Stored data entries
* BEGIN *

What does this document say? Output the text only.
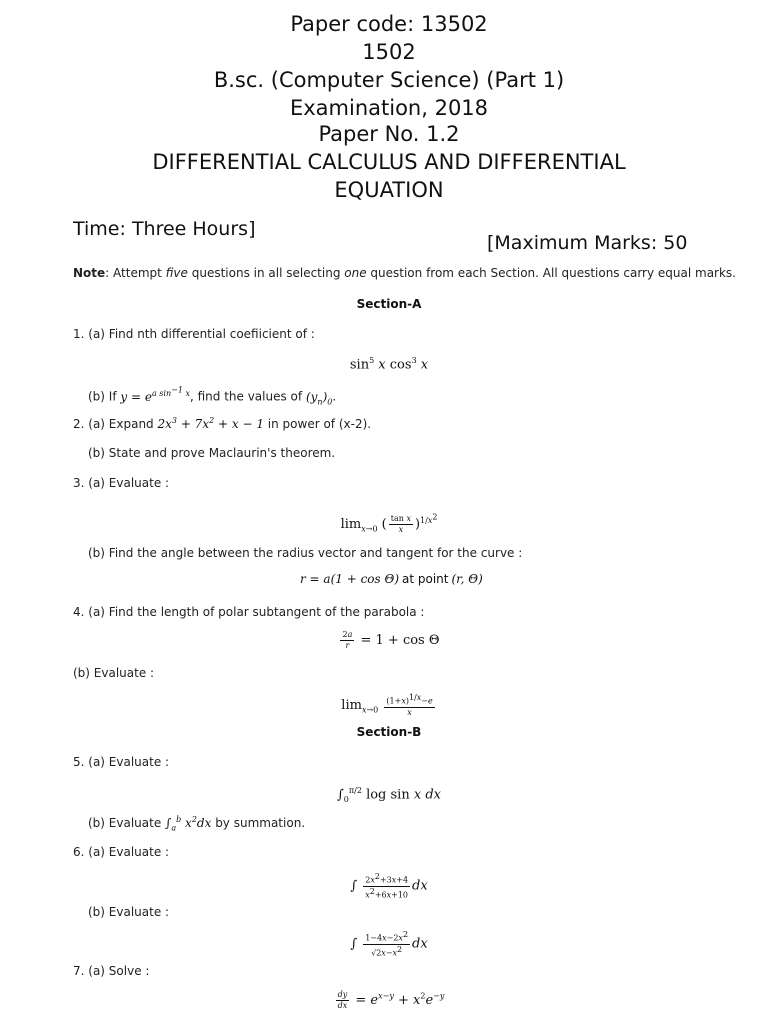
Paper code: 13502
1502
B.sc. (Computer Science) (Part 1)
Examination, 2018
Paper No. 1.2
DIFFERENTIAL CALCULUS AND DIFFERENTIAL
EQUATION
Time: Three Hours]
[Maximum Marks: 50
Note: Attempt five questions in all selecting one question from each Section. All questions carry equal marks.
Section-A
1. (a) Find nth differential coefiicient of :
$\sin^5 x$ $\cos^3 x$
(b) If $y = e^{a sin^{-1} x}$, find the values of $(y_n)_0$.
2. (a) Expand $2x^3 + 7x^2 + x - 1$ in power of (x-2).
(b) State and prove Maclaurin's theorem.
3. (a) Evaluate :
$\lim_{x\to 0}$ ( $\frac{\text{tan x}}{x} )^{1/x^2}$
(b) Find the angle between the radius vector and tangent for the curve :
r = a(1 + cos Θ) at point (r, Θ)
4. (a) Find the length of polar subtangent of the parabola :
$\frac{2a}{r} = 1 + \cos \Theta$
(b) Evaluate :
$\lim_{x\to 0} \frac{(1+x)^{1/x}-e}{x}$
Section-B
5. (a) Evaluate :
$\int_0^{\pi/2}$ log sin x dx
(b) Evaluate $\int_a^b$ $x^2dx$ by summation.
6. (a) Evaluate :
∫ $\frac{2x^2+3x+4}{x^2+6x+10}$ dx
(b) Evaluate :
∫ $\frac{1-4x-2x^2}{√2x-x^2}$ dx
7. (a) Solve :
$\frac{dy}{dx} = e^{x-y} + x^2e^{-y}$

* END *

* **WHAT THE TASK REQUIRES**:
Each entry shown above must be quoted exactly, with its pictures left out.

* **EXERCISE RESPONSE**:
What does this document say? Output the text only.
Paper code: 13502
1502
B.sc. (Computer Science) (Part 1)
Examination, 2018
Paper No. 1.2
DIFFERENTIAL CALCULUS AND DIFFERENTIAL
EQUATION
Time: Three Hours]
[Maximum Marks: 50
Note: Attempt five questions in all selecting one question from each Section. All questions carry equal marks.
Section-A
1. (a) Find nth differential coefiicient of :
$\sin^5 x$ $\cos^3 x$
(b) If $y = e^{a sin^{-1} x}$, find the values of $(y_n)_0$.
2. (a) Expand $2x^3 + 7x^2 + x - 1$ in power of (x-2).
(b) State and prove Maclaurin's theorem.
3. (a) Evaluate :
$\lim_{x\to 0}$ ( $\frac{\text{tan x}}{x} )^{1/x^2}$
(b) Find the angle between the radius vector and tangent for the curve :
r = a(1 + cos Θ) at point (r, Θ)
4. (a) Find the length of polar subtangent of the parabola :
$\frac{2a}{r} = 1 + \cos \Theta$
(b) Evaluate :
$\lim_{x\to 0} \frac{(1+x)^{1/x}-e}{x}$
Section-B
5. (a) Evaluate :
$\int_0^{\pi/2}$ log sin x dx
(b) Evaluate $\int_a^b$ $x^2dx$ by summation.
6. (a) Evaluate :
∫ $\frac{2x^2+3x+4}{x^2+6x+10}$ dx
(b) Evaluate :
∫ $\frac{1-4x-2x^2}{√2x-x^2}$ dx
7. (a) Solve :
$\frac{dy}{dx} = e^{x-y} + x^2e^{-y}$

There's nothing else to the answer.